§ Directives
A. Answer these questions from the plane equation solution:
(i) Apart from (3, 2, 2), what point does plane (1) pass through?
(ii) What is the Cartesian equation numbered (4)?
(iii) What property of the two lines does problem 10 ask to be shown?
B. List every equation in the plane equation solution that is tagged with a number in parentheses, along with its number.

The equation of the plane passing through the point $~(3,2,2)~$ is

$~a(x-3)+b(y-2)+c(z-2)=0 \longrightarrow (1)$

The plane (1) is passing through the point $~(1,0,-1).$

$\therefore~~ a(1-3)+b(0-2)+c(-1-2)=0 \\ \text{or,}~~ -2a-2b-3c=0 \\ \text{or,}~~ 2a+2b+3c=0 \longrightarrow(2)$

Since the plane is parallel to the straight line $~~\frac{x-1}{1}=\frac{y-1}{-2}=\frac{z-2}{3},$

$\therefore~a-2b+3c=0 \longrightarrow (3)$

Eliminating $~a,~b,~c~$ from (1), (2), (3) we get,

$\begin{vmatrix} x-3& y-2 & z-2 \\ 2& 2 & 3 \\ 1& -2 & 3 \\ \end{vmatrix}=0 \\ \text{or,}~~ (x-3) \begin{vmatrix} 2& 3 \\ -2& 3 \\ \end{vmatrix} -(y-2) \begin{vmatrix} 2 &3 \\ 1& 3 \\ \end{vmatrix}+(z-2)\begin{vmatrix} 2& 2 \\ 1& -2 \\ \end{vmatrix} =0 \\ \text{or,}~~ (x-3)(6+6)-(y+2)(6-3)+(z-2)(-4-2)=0 \\ \text{or,}~~ 12(x-3)-3(y-2)-6(z-2)=0 \\ \text{or,}~~ 4(x-3)-(y-2)-2(z-2)=0 \\ \text{or,}~~ 4x-12-y+2-2z+4=0 \\ \text{or,}~~ 4x-y-2z=6 \longrightarrow(4)$

$\therefore~~$ The vector equation of (4) is

$\vec{r} \cdot (4\hat{i}-\hat{j}-2\hat{k})=6,~~$ where $~~\vec{r}=x\hat{i}+y\hat{j}+z\hat{k}.$

10. Show that the lines $~\frac{x-a+d}{\alpha-\delta}=\frac{y-a}{\alpha}=\frac{z-a-d}{\alpha+\delta}~$ and $~\frac{x-b+c}{\beta-\gamma}=\frac{y-b}{\beta}=\frac{z-b-c}{\beta+\gamma}~$ are coplanar.

Solution.

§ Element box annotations
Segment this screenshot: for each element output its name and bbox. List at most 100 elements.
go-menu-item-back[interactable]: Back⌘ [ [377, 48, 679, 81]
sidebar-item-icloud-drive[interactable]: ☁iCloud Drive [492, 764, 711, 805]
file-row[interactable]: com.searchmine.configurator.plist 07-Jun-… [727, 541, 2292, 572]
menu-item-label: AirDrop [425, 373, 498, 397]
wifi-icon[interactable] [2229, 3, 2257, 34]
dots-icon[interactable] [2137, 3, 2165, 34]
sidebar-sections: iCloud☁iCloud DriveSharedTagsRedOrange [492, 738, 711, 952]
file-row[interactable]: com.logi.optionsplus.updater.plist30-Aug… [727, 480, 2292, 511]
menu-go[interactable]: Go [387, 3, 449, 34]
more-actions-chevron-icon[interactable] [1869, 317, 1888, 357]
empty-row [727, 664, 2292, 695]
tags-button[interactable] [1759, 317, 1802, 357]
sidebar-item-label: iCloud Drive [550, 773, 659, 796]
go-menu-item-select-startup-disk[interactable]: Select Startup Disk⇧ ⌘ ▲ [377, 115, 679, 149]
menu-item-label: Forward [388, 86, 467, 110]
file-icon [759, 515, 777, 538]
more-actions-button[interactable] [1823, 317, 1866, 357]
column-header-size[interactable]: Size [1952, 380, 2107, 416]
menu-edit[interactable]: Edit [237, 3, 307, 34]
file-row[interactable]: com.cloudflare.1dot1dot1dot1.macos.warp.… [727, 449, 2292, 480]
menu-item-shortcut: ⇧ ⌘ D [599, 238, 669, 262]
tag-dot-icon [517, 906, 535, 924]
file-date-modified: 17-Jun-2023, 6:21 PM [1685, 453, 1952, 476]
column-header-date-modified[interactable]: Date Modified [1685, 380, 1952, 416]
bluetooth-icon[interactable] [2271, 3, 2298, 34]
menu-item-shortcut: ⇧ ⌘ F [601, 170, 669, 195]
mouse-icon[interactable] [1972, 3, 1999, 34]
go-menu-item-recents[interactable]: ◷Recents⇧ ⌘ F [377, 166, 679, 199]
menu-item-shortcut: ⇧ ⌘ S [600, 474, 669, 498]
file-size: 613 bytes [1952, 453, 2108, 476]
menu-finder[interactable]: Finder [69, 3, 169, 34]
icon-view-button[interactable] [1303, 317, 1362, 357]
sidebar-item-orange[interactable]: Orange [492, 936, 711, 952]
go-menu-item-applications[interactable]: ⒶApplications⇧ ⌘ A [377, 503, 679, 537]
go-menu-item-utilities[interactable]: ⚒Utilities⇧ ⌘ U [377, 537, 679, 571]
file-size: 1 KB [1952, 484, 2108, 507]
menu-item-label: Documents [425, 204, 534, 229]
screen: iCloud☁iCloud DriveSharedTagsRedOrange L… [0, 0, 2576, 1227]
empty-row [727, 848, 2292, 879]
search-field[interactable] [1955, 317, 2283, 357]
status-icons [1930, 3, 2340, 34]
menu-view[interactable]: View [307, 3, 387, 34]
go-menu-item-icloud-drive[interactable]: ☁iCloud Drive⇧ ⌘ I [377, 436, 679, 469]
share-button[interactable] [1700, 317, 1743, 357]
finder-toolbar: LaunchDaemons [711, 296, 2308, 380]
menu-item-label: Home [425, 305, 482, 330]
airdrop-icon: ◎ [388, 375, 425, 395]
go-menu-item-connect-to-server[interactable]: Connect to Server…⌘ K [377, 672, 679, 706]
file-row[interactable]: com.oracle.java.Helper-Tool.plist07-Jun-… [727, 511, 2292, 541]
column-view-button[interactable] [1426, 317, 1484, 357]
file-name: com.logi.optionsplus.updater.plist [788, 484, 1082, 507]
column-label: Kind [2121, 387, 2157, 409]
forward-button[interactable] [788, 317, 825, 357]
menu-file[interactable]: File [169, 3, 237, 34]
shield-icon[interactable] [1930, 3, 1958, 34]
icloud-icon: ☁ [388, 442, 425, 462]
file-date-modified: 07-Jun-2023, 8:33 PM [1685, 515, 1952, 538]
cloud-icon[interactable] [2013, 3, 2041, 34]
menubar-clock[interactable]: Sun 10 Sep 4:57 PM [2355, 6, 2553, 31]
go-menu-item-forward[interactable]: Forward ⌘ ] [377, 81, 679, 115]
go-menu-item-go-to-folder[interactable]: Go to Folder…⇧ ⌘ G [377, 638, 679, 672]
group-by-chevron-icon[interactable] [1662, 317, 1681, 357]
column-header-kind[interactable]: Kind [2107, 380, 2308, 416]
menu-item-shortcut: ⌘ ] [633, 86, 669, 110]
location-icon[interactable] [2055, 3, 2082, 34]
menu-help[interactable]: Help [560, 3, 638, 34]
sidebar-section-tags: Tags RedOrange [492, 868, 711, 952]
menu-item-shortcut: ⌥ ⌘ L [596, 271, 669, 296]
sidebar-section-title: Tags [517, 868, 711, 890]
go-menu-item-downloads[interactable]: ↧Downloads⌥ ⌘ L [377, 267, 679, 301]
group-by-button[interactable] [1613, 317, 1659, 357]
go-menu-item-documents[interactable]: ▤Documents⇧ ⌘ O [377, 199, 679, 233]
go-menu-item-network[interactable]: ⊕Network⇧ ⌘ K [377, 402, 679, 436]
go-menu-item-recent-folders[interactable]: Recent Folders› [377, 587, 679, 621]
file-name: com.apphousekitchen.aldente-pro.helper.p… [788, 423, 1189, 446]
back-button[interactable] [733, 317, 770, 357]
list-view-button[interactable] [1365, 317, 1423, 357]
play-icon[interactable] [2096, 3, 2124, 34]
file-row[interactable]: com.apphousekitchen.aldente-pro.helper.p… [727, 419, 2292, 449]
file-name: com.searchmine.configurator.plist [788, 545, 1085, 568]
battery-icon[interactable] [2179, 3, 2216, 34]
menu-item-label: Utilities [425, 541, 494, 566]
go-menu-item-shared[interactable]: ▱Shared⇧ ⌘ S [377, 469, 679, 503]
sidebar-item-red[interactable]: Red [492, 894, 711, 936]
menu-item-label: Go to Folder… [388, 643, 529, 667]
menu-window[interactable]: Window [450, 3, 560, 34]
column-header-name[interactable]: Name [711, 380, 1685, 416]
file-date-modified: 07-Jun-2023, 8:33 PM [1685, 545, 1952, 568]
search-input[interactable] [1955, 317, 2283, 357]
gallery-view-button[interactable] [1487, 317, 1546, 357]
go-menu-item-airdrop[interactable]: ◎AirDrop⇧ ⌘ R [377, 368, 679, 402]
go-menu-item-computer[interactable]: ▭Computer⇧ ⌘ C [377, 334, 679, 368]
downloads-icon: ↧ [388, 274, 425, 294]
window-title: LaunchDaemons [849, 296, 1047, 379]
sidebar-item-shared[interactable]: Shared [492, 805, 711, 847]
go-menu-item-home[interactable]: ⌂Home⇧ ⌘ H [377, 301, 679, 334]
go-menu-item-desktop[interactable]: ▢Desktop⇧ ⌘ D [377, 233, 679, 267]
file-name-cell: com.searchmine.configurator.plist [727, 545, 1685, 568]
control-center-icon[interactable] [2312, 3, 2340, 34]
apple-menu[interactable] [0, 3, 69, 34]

§ Task-by-task outputs
A.
(i) (1, 0, −1)
(ii) 4x − y − 2z = 6
(iii) That they are coplanar

B.
(1) a(x − 3) + b(y − 2) + c(z − 2) = 0
(2) 2a + 2b + 3c = 0
(3) a − 2b + 3c = 0
(4) 4x − y − 2z = 6